Problem to solve >> Write out the full set of records below exactly.

+++++

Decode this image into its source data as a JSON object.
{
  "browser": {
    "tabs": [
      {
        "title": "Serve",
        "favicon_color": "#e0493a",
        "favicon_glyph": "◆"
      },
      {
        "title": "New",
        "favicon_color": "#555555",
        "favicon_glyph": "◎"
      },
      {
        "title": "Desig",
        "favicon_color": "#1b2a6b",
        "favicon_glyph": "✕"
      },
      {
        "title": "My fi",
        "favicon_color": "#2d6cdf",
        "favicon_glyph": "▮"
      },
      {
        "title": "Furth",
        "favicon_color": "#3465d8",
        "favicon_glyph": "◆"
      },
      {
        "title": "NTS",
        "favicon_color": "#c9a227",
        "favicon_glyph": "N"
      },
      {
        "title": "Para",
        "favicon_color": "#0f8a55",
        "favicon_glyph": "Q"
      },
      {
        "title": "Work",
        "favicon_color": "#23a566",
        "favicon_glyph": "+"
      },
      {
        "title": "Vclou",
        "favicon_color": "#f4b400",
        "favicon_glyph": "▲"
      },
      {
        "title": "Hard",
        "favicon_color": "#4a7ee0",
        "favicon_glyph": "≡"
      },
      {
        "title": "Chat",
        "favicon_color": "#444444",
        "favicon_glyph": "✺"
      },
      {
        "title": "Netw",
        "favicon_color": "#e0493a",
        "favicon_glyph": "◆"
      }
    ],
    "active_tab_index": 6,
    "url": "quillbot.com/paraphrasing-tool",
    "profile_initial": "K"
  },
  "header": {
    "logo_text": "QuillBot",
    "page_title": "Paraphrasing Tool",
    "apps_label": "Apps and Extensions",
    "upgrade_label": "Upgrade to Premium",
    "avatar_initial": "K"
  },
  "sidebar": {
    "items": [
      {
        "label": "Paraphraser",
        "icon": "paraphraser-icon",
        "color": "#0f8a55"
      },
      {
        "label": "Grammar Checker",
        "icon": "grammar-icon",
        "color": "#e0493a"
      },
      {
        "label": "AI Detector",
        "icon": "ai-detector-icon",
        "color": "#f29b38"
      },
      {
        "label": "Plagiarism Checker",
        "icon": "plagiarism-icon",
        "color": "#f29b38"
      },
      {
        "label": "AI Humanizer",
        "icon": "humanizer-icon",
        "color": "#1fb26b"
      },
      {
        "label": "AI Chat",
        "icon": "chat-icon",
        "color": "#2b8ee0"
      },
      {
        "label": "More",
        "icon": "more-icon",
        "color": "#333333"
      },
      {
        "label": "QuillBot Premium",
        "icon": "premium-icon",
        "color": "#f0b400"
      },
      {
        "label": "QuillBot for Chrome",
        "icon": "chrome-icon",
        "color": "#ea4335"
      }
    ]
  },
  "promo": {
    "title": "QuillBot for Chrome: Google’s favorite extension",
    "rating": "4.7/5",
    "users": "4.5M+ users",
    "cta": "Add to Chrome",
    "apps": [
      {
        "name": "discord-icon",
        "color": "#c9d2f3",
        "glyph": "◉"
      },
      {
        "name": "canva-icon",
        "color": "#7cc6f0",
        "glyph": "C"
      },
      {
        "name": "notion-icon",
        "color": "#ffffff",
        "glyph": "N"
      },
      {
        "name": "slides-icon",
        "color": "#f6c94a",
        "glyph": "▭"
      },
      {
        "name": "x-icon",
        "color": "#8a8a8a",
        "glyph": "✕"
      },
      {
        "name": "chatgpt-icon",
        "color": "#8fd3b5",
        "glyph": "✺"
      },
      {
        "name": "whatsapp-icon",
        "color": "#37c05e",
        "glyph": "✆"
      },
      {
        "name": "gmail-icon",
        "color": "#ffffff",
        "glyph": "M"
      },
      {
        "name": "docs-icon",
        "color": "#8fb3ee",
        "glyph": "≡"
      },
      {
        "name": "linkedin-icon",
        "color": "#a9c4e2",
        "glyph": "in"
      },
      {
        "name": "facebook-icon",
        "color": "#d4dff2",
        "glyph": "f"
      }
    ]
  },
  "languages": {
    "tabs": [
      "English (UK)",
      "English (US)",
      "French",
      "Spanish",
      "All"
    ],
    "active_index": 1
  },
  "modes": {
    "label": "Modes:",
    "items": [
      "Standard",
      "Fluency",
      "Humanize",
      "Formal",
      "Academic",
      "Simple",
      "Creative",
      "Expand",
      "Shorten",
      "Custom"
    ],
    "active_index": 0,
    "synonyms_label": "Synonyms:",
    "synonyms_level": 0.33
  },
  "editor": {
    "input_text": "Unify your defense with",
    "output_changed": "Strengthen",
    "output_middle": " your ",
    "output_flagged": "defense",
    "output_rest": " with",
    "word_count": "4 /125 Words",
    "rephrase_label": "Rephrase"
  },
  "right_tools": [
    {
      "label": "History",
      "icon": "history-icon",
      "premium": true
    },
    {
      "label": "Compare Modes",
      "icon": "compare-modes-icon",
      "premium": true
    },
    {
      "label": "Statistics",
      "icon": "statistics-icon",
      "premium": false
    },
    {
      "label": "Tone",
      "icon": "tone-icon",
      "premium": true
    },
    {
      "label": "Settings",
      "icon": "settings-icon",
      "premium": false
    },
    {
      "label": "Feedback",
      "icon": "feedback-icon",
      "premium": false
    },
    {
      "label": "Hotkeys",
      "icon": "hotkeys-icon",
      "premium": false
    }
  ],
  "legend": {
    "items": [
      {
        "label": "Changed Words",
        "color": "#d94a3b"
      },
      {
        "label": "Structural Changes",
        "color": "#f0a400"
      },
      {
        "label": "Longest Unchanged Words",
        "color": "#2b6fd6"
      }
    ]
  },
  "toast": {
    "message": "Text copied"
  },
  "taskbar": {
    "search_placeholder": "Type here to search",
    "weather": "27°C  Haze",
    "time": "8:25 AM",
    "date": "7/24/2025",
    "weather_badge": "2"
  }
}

+++++

Finished exercise >>
Decode this image into its source data as a JSON object.
{
  "browser": {
    "tabs": [
      {
        "title": "Serve",
        "favicon_color": "#e0493a",
        "favicon_glyph": "◆"
      },
      {
        "title": "New",
        "favicon_color": "#555555",
        "favicon_glyph": "◎"
      },
      {
        "title": "Desig",
        "favicon_color": "#1b2a6b",
        "favicon_glyph": "✕"
      },
      {
        "title": "My fi",
        "favicon_color": "#2d6cdf",
        "favicon_glyph": "▮"
      },
      {
        "title": "Furth",
        "favicon_color": "#3465d8",
        "favicon_glyph": "◆"
      },
      {
        "title": "NTS",
        "favicon_color": "#c9a227",
        "favicon_glyph": "N"
      },
      {
        "title": "Para",
        "favicon_color": "#0f8a55",
        "favicon_glyph": "Q"
      },
      {
        "title": "Work",
        "favicon_color": "#23a566",
        "favicon_glyph": "+"
      },
      {
        "title": "Vclou",
        "favicon_color": "#f4b400",
        "favicon_glyph": "▲"
      },
      {
        "title": "Hard",
        "favicon_color": "#4a7ee0",
        "favicon_glyph": "≡"
      },
      {
        "title": "Chat",
        "favicon_color": "#444444",
        "favicon_glyph": "✺"
      },
      {
        "title": "Netw",
        "favicon_color": "#e0493a",
        "favicon_glyph": "◆"
      }
    ],
    "active_tab_index": 6,
    "url": "quillbot.com/paraphrasing-tool",
    "profile_initial": "K"
  },
  "header": {
    "logo_text": "QuillBot",
    "page_title": "Paraphrasing Tool",
    "apps_label": "Apps and Extensions",
    "upgrade_label": "Upgrade to Premium",
    "avatar_initial": "K"
  },
  "sidebar": {
    "items": [
      {
        "label": "Paraphraser",
        "icon": "paraphraser-icon",
        "color": "#0f8a55"
      },
      {
        "label": "Grammar Checker",
        "icon": "grammar-icon",
        "color": "#e0493a"
      },
      {
        "label": "AI Detector",
        "icon": "ai-detector-icon",
        "color": "#f29b38"
      },
      {
        "label": "Plagiarism Checker",
        "icon": "plagiarism-icon",
        "color": "#f29b38"
      },
      {
        "label": "AI Humanizer",
        "icon": "humanizer-icon",
        "color": "#1fb26b"
      },
      {
        "label": "AI Chat",
        "icon": "chat-icon",
        "color": "#2b8ee0"
      },
      {
        "label": "More",
        "icon": "more-icon",
        "color": "#333333"
      },
      {
        "label": "QuillBot Premium",
        "icon": "premium-icon",
        "color": "#f0b400"
      },
      {
        "label": "QuillBot for Chrome",
        "icon": "chrome-icon",
        "color": "#ea4335"
      }
    ]
  },
  "promo": {
    "title": "QuillBot for Chrome: Google’s favorite extension",
    "rating": "4.7/5",
    "users": "4.5M+ users",
    "cta": "Add to Chrome",
    "apps": [
      {
        "name": "discord-icon",
        "color": "#c9d2f3",
        "glyph": "◉"
      },
      {
        "name": "canva-icon",
        "color": "#7cc6f0",
        "glyph": "C"
      },
      {
        "name": "notion-icon",
        "color": "#ffffff",
        "glyph": "N"
      },
      {
        "name": "slides-icon",
        "color": "#f6c94a",
        "glyph": "▭"
      },
      {
        "name": "x-icon",
        "color": "#8a8a8a",
        "glyph": "✕"
      },
      {
        "name": "chatgpt-icon",
        "color": "#8fd3b5",
        "glyph": "✺"
      },
      {
        "name": "whatsapp-icon",
        "color": "#37c05e",
        "glyph": "✆"
      },
      {
        "name": "gmail-icon",
        "color": "#ffffff",
        "glyph": "M"
      },
      {
        "name": "docs-icon",
        "color": "#8fb3ee",
        "glyph": "≡"
      },
      {
        "name": "linkedin-icon",
        "color": "#a9c4e2",
        "glyph": "in"
      },
      {
        "name": "facebook-icon",
        "color": "#d4dff2",
        "glyph": "f"
      }
    ]
  },
  "languages": {
    "tabs": [
      "English (UK)",
      "English (US)",
      "French",
      "Spanish",
      "All"
    ],
    "active_index": 1
  },
  "modes": {
    "label": "Modes:",
    "items": [
      "Standard",
      "Fluency",
      "Humanize",
      "Formal",
      "Academic",
      "Simple",
      "Creative",
      "Expand",
      "Shorten",
      "Custom"
    ],
    "active_index": 0,
    "synonyms_label": "Synonyms:",
    "synonyms_level": 0.33
  },
  "editor": {
    "input_text": "Unify your defense with",
    "output_changed": "Strengthen",
    "output_middle": " your ",
    "output_flagged": "defense",
    "output_rest": " with",
    "word_count": "4 /125 Words",
    "rephrase_label": "Rephrase"
  },
  "right_tools": [
    {
      "label": "History",
      "icon": "history-icon",
      "premium": true
    },
    {
      "label": "Compare Modes",
      "icon": "compare-modes-icon",
      "premium": true
    },
    {
      "label": "Statistics",
      "icon": "statistics-icon",
      "premium": false
    },
    {
      "label": "Tone",
      "icon": "tone-icon",
      "premium": true
    },
    {
      "label": "Settings",
      "icon": "settings-icon",
      "premium": false
    },
    {
      "label": "Feedback",
      "icon": "feedback-icon",
      "premium": false
    },
    {
      "label": "Hotkeys",
      "icon": "hotkeys-icon",
      "premium": false
    }
  ],
  "legend": {
    "items": [
      {
        "label": "Changed Words",
        "color": "#d94a3b"
      },
      {
        "label": "Structural Changes",
        "color": "#f0a400"
      },
      {
        "label": "Longest Unchanged Words",
        "color": "#2b6fd6"
      }
    ]
  },
  "toast": {
    "message": "Text copied"
  },
  "taskbar": {
    "search_placeholder": "Type here to search",
    "weather": "27°C  Haze",
    "time": "8:25 AM",
    "date": "7/24/2025",
    "weather_badge": "2"
  }
}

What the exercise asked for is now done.